## Begin

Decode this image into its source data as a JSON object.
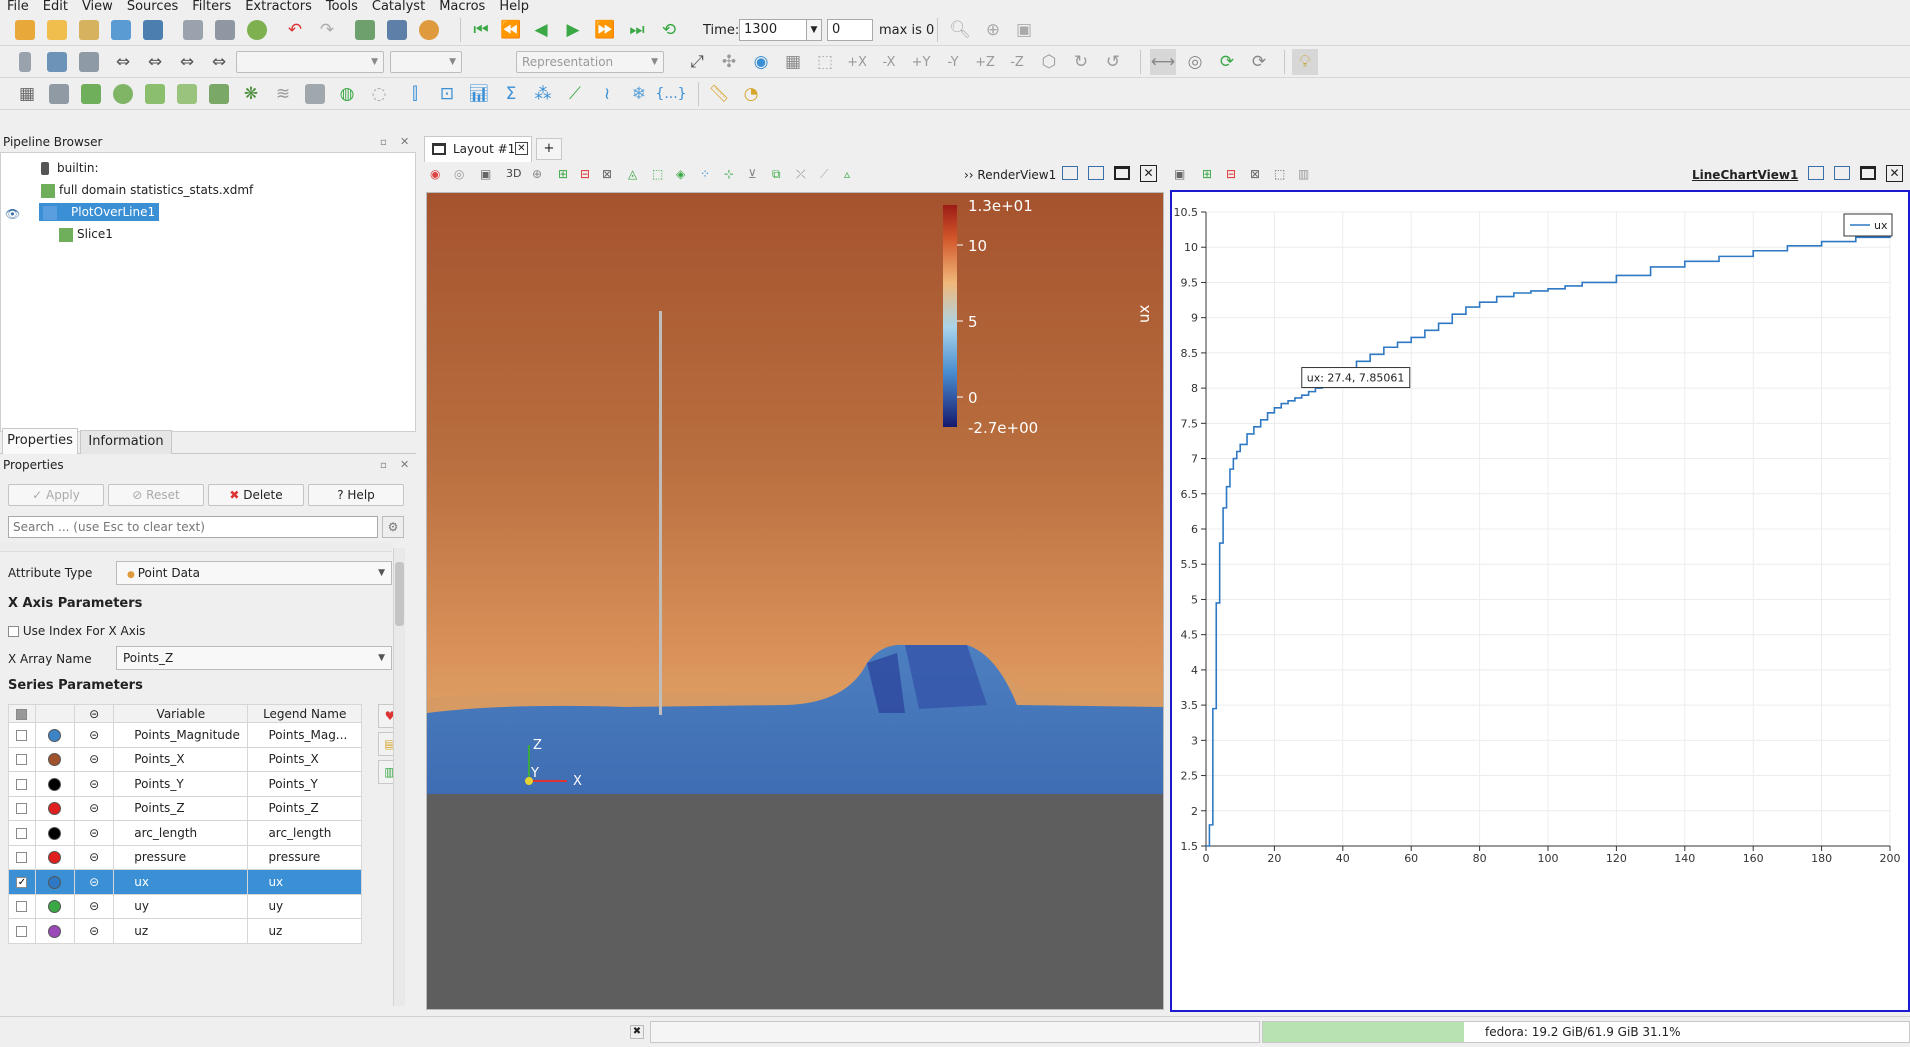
{
  "menu": [
    "File",
    "Edit",
    "View",
    "Sources",
    "Filters",
    "Extractors",
    "Tools",
    "Catalyst",
    "Macros",
    "Help"
  ],
  "time_toolbar": {
    "label": "Time:",
    "value": "1300",
    "step": "0",
    "max_text": "max is 0"
  },
  "combos": {
    "representation": "Representation"
  },
  "pipeline": {
    "title": "Pipeline Browser",
    "items": [
      {
        "label": "builtin:"
      },
      {
        "label": "full domain statistics_stats.xdmf"
      },
      {
        "label": "PlotOverLine1"
      },
      {
        "label": "Slice1"
      }
    ]
  },
  "tabs": {
    "properties": "Properties",
    "information": "Information"
  },
  "properties": {
    "title": "Properties",
    "apply": "Apply",
    "reset": "Reset",
    "delete": "Delete",
    "help": "Help",
    "search_placeholder": "Search ... (use Esc to clear text)",
    "attribute_type_label": "Attribute Type",
    "attribute_type_value": "Point Data",
    "x_axis_header": "X Axis Parameters",
    "use_index_label": "Use Index For X Axis",
    "x_array_label": "X Array Name",
    "x_array_value": "Points_Z",
    "series_header": "Series Parameters",
    "col_variable": "Variable",
    "col_legend": "Legend Name"
  },
  "series": [
    {
      "variable": "Points_Magnitude",
      "legend": "Points_Mag...",
      "color": "#3d84c6",
      "checked": false
    },
    {
      "variable": "Points_X",
      "legend": "Points_X",
      "color": "#a0522d",
      "checked": false
    },
    {
      "variable": "Points_Y",
      "legend": "Points_Y",
      "color": "#000000",
      "checked": false
    },
    {
      "variable": "Points_Z",
      "legend": "Points_Z",
      "color": "#e02020",
      "checked": false
    },
    {
      "variable": "arc_length",
      "legend": "arc_length",
      "color": "#000000",
      "checked": false
    },
    {
      "variable": "pressure",
      "legend": "pressure",
      "color": "#e02020",
      "checked": false
    },
    {
      "variable": "ux",
      "legend": "ux",
      "color": "#2f79c4",
      "checked": true
    },
    {
      "variable": "uy",
      "legend": "uy",
      "color": "#3aa845",
      "checked": false
    },
    {
      "variable": "uz",
      "legend": "uz",
      "color": "#9b49b8",
      "checked": false
    }
  ],
  "layout": {
    "tab": "Layout #1",
    "add": "+",
    "render_view": "RenderView1",
    "line_chart_view": "LineChartView1",
    "three_d": "3D"
  },
  "colorbar": {
    "title": "ux",
    "max": "1.3e+01",
    "ticks": [
      "10",
      "5",
      "0"
    ],
    "min": "-2.7e+00"
  },
  "axes_labels": {
    "z": "Z",
    "y": "Y",
    "x": "X"
  },
  "status": {
    "memory": "fedora: 19.2 GiB/61.9 GiB 31.1%",
    "memory_fraction": 0.311
  },
  "chart_data": {
    "type": "line",
    "title": "",
    "xlabel": "",
    "ylabel": "",
    "xlim": [
      0,
      200
    ],
    "ylim": [
      1.5,
      10.5
    ],
    "x_ticks": [
      "0",
      "20",
      "40",
      "60",
      "80",
      "100",
      "120",
      "140",
      "160",
      "180",
      "200"
    ],
    "y_ticks": [
      "1.5",
      "2",
      "2.5",
      "3",
      "3.5",
      "4",
      "4.5",
      "5",
      "5.5",
      "6",
      "6.5",
      "7",
      "7.5",
      "8",
      "8.5",
      "9",
      "9.5",
      "10",
      "10.5"
    ],
    "grid": true,
    "legend_position": "top-right",
    "tooltip": "ux: 27.4,  7.85061",
    "series": [
      {
        "name": "ux",
        "color": "#2f79c4",
        "x": [
          0,
          1,
          2,
          3,
          4,
          5,
          6,
          7,
          8,
          9,
          10,
          12,
          14,
          16,
          18,
          20,
          22,
          24,
          26,
          28,
          30,
          32,
          34,
          36,
          38,
          40,
          44,
          48,
          52,
          56,
          60,
          64,
          68,
          72,
          76,
          80,
          85,
          90,
          95,
          100,
          105,
          110,
          120,
          130,
          140,
          150,
          160,
          170,
          180,
          190,
          200
        ],
        "y": [
          1.5,
          1.8,
          3.45,
          4.95,
          5.8,
          6.3,
          6.6,
          6.85,
          7.0,
          7.1,
          7.2,
          7.35,
          7.45,
          7.55,
          7.65,
          7.72,
          7.78,
          7.82,
          7.86,
          7.9,
          7.95,
          8.0,
          8.1,
          8.17,
          8.22,
          8.27,
          8.38,
          8.48,
          8.58,
          8.65,
          8.72,
          8.82,
          8.92,
          9.05,
          9.15,
          9.22,
          9.3,
          9.35,
          9.38,
          9.41,
          9.45,
          9.5,
          9.6,
          9.72,
          9.8,
          9.87,
          9.95,
          10.02,
          10.08,
          10.14,
          10.2
        ]
      }
    ]
  }
}
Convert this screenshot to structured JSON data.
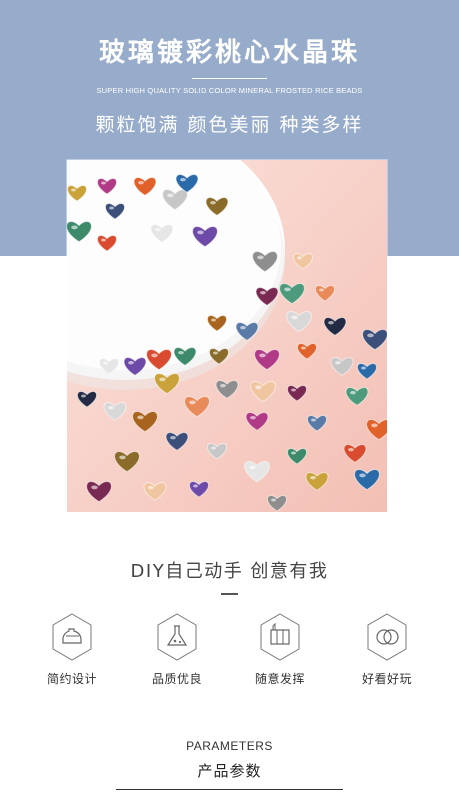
{
  "header": {
    "title": "玻璃镀彩桃心水晶珠",
    "subtitle_en": "SUPER HIGH QUALITY SOLID COLOR MINERAL FROSTED RICE BEADS",
    "tagline": "颗粒饱满 颜色美丽 种类多样",
    "band_color": "#97accb"
  },
  "photo": {
    "icon": "heart-beads-photo",
    "background_color": "#f7cfc6"
  },
  "diy": {
    "heading": "DIY自己动手 创意有我"
  },
  "features": [
    {
      "label": "简约设计",
      "icon": "iron-icon"
    },
    {
      "label": "品质优良",
      "icon": "flask-icon"
    },
    {
      "label": "随意发挥",
      "icon": "palette-icon"
    },
    {
      "label": "好看好玩",
      "icon": "rings-icon"
    }
  ],
  "parameters": {
    "heading_en": "PARAMETERS",
    "heading_cn": "产品参数"
  }
}
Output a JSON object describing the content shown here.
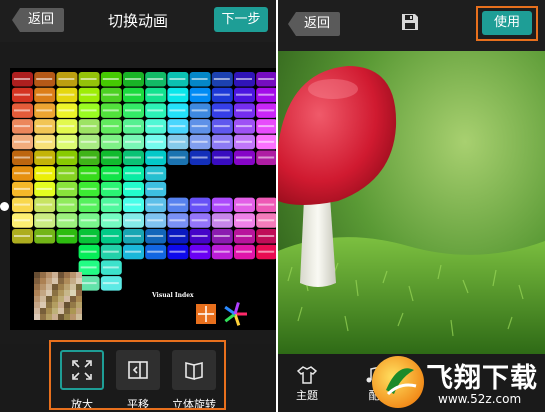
{
  "left_screen": {
    "back_label": "返回",
    "title": "切换动画",
    "next_label": "下一步",
    "image_caption": "Visual Index",
    "animations": [
      {
        "label": "放大",
        "icon": "zoom-expand-icon",
        "selected": true
      },
      {
        "label": "平移",
        "icon": "slide-icon",
        "selected": false
      },
      {
        "label": "立体旋转",
        "icon": "3d-rotate-icon",
        "selected": false
      }
    ]
  },
  "right_screen": {
    "back_label": "返回",
    "save_icon": "save-icon",
    "use_label": "使用",
    "toolbar": [
      {
        "label": "主题",
        "icon": "shirt-icon"
      },
      {
        "label": "配",
        "icon": "music-icon"
      }
    ],
    "watermark": {
      "brand": "飞翔下载",
      "url": "www.52z.com"
    }
  },
  "colors": {
    "accent": "#1e9e96",
    "highlight": "#e8701d",
    "bar": "#1b1b1b"
  }
}
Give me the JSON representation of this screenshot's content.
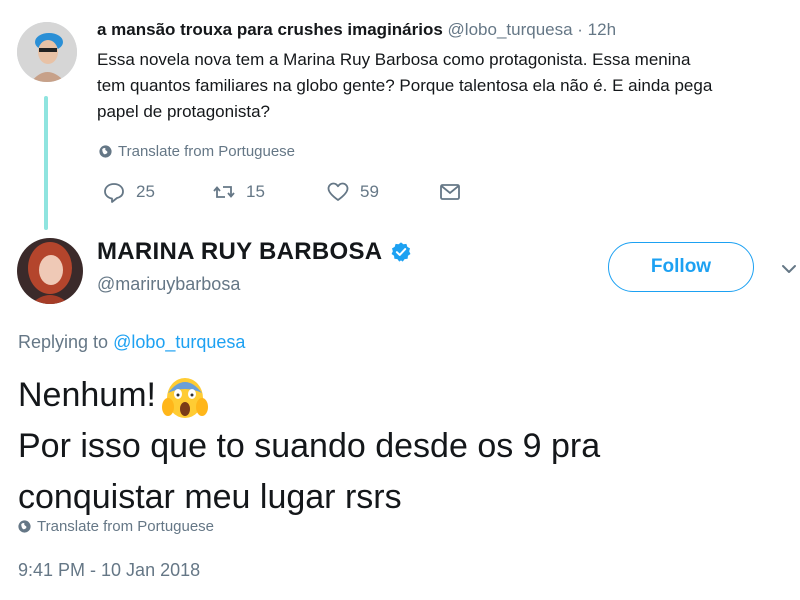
{
  "parent_tweet": {
    "display_name": "a mansão trouxa para crushes imaginários",
    "handle": "@lobo_turquesa",
    "separator": " · ",
    "time": "12h",
    "body": "Essa novela nova tem a Marina Ruy Barbosa como protagonista. Essa menina\ntem quantos familiares na globo gente? Porque talentosa ela não é. E ainda pega\npapel de protagonista?",
    "translate_label": "Translate from Portuguese",
    "actions": {
      "reply_count": "25",
      "retweet_count": "15",
      "like_count": "59"
    }
  },
  "main_tweet": {
    "display_name": "MARINA RUY BARBOSA",
    "handle": "@mariruybarbosa",
    "follow_label": "Follow",
    "replying_prefix": "Replying to ",
    "replying_to": "@lobo_turquesa",
    "body_line1": "Nenhum!",
    "body_line2": "Por isso que to suando desde os 9 pra",
    "body_line3": "conquistar meu lugar rsrs",
    "translate_label": "Translate from Portuguese",
    "timestamp": "9:41 PM - 10 Jan 2018"
  },
  "colors": {
    "accent": "#1da1f2",
    "thread_line": "#8fe4df",
    "muted": "#657786",
    "text": "#14171a"
  },
  "icons": [
    "globe-icon",
    "reply-icon",
    "retweet-icon",
    "like-icon",
    "dm-icon",
    "verified-badge-icon",
    "chevron-down-icon",
    "screaming-face-emoji"
  ]
}
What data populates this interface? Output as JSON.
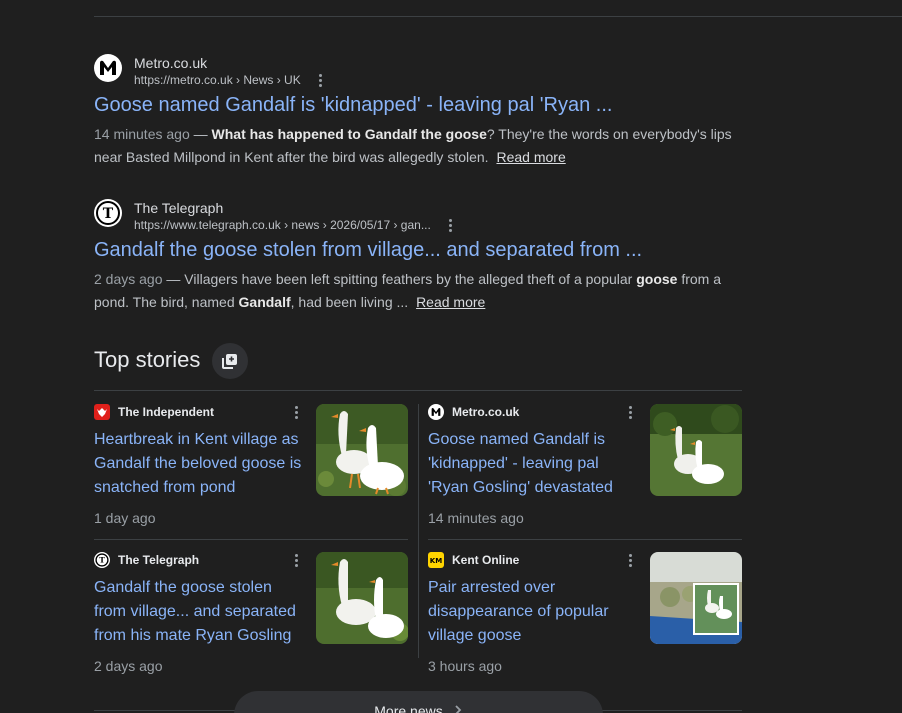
{
  "results": [
    {
      "source": "Metro.co.uk",
      "url": "https://metro.co.uk › News › UK",
      "title": "Goose named Gandalf is 'kidnapped' - leaving pal 'Ryan ...",
      "date": "14 minutes ago",
      "dash": " — ",
      "s1": "What has happened to Gandalf the goose",
      "s2": "? They're the words on everybody's lips near Basted Millpond in Kent after the bird was allegedly stolen.",
      "read_more": "Read more"
    },
    {
      "source": "The Telegraph",
      "url": "https://www.telegraph.co.uk › news › 2026/05/17 › gan...",
      "title": "Gandalf the goose stolen from village... and separated from ...",
      "date": "2 days ago",
      "dash": " — ",
      "s1": "Villagers have been left spitting feathers by the alleged theft of a popular ",
      "b1": "goose",
      "s2": " from a pond. The bird, named ",
      "b2": "Gandalf",
      "s3": ", had been living ...",
      "read_more": "Read more"
    }
  ],
  "top_stories": {
    "title": "Top stories",
    "cards": [
      {
        "source": "The Independent",
        "title": "Heartbreak in Kent village as Gandalf the beloved goose is snatched from pond",
        "time": "1 day ago"
      },
      {
        "source": "Metro.co.uk",
        "title": "Goose named Gandalf is 'kidnapped' - leaving pal 'Ryan Gosling' devastated",
        "time": "14 minutes ago"
      },
      {
        "source": "The Telegraph",
        "title": "Gandalf the goose stolen from village... and separated from his mate Ryan Gosling",
        "time": "2 days ago"
      },
      {
        "source": "Kent Online",
        "title": "Pair arrested over disappearance of popular village goose",
        "time": "3 hours ago"
      }
    ],
    "more_news": "More news"
  },
  "icons": {
    "metro": "metro-logo-icon",
    "telegraph": "telegraph-logo-icon",
    "independent": "independent-eagle-icon",
    "kent": "kent-online-icon",
    "kebab": "more-options-icon",
    "stories": "stories-icon",
    "chevron": "chevron-right-icon"
  },
  "colors": {
    "background": "#1f1f1f",
    "link": "#8ab4f8",
    "independent": "#e0201b",
    "kent": "#ffd400"
  }
}
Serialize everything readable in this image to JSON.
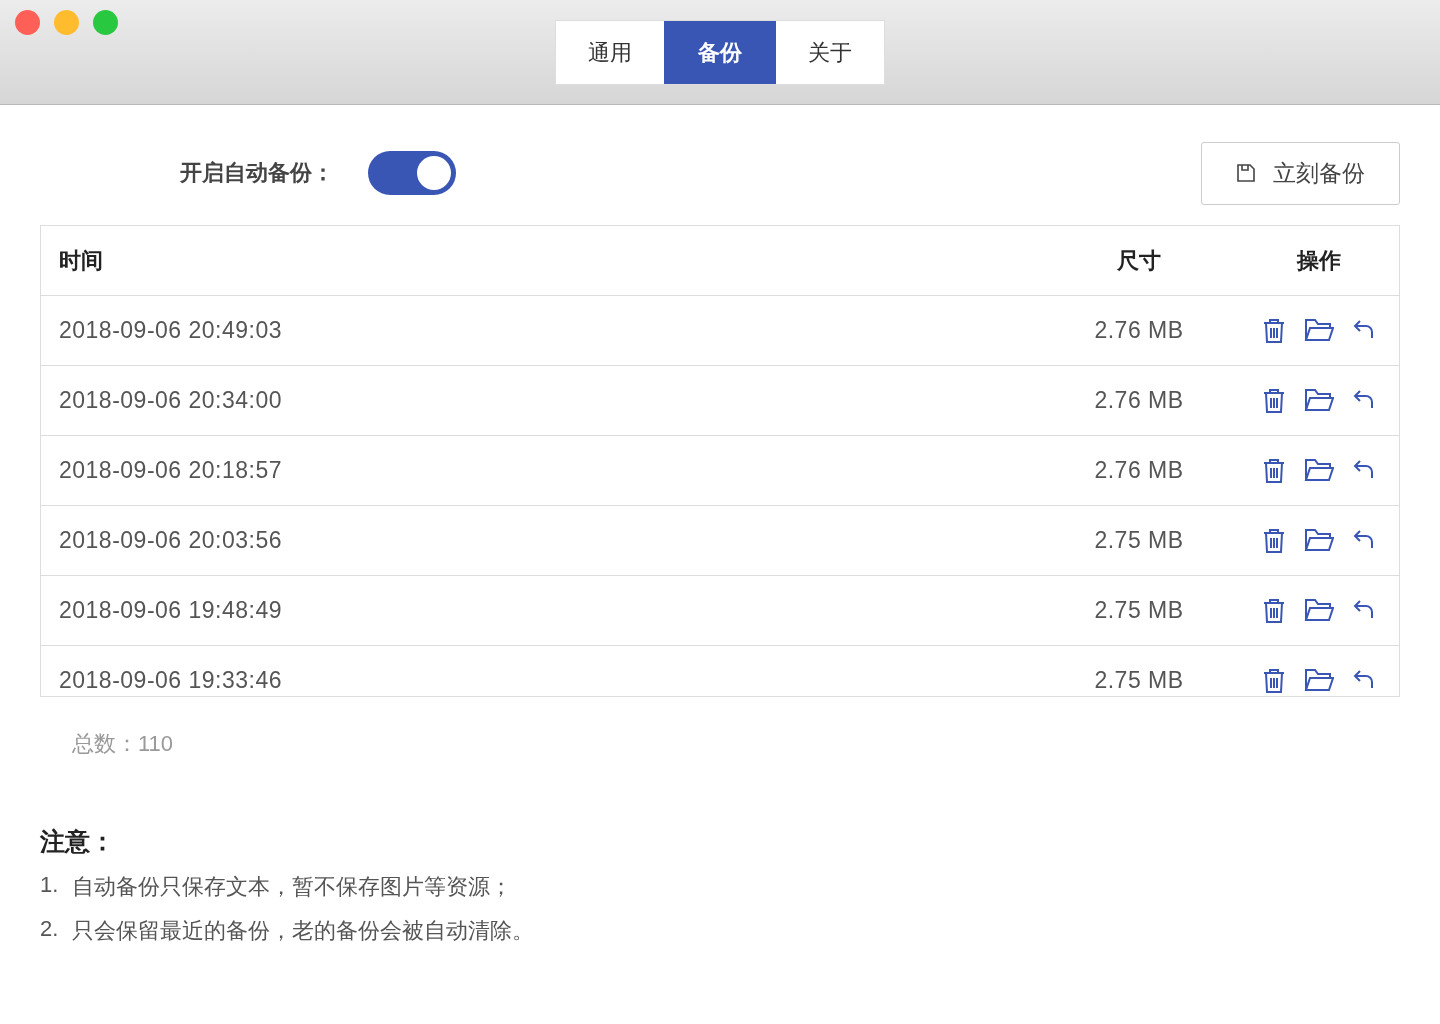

## End

* _Written problem_
From the records above, pick out and copy each line holding the word "pressure".

* _Reply_
      "variable": "pressure",
      "legend": "pressure",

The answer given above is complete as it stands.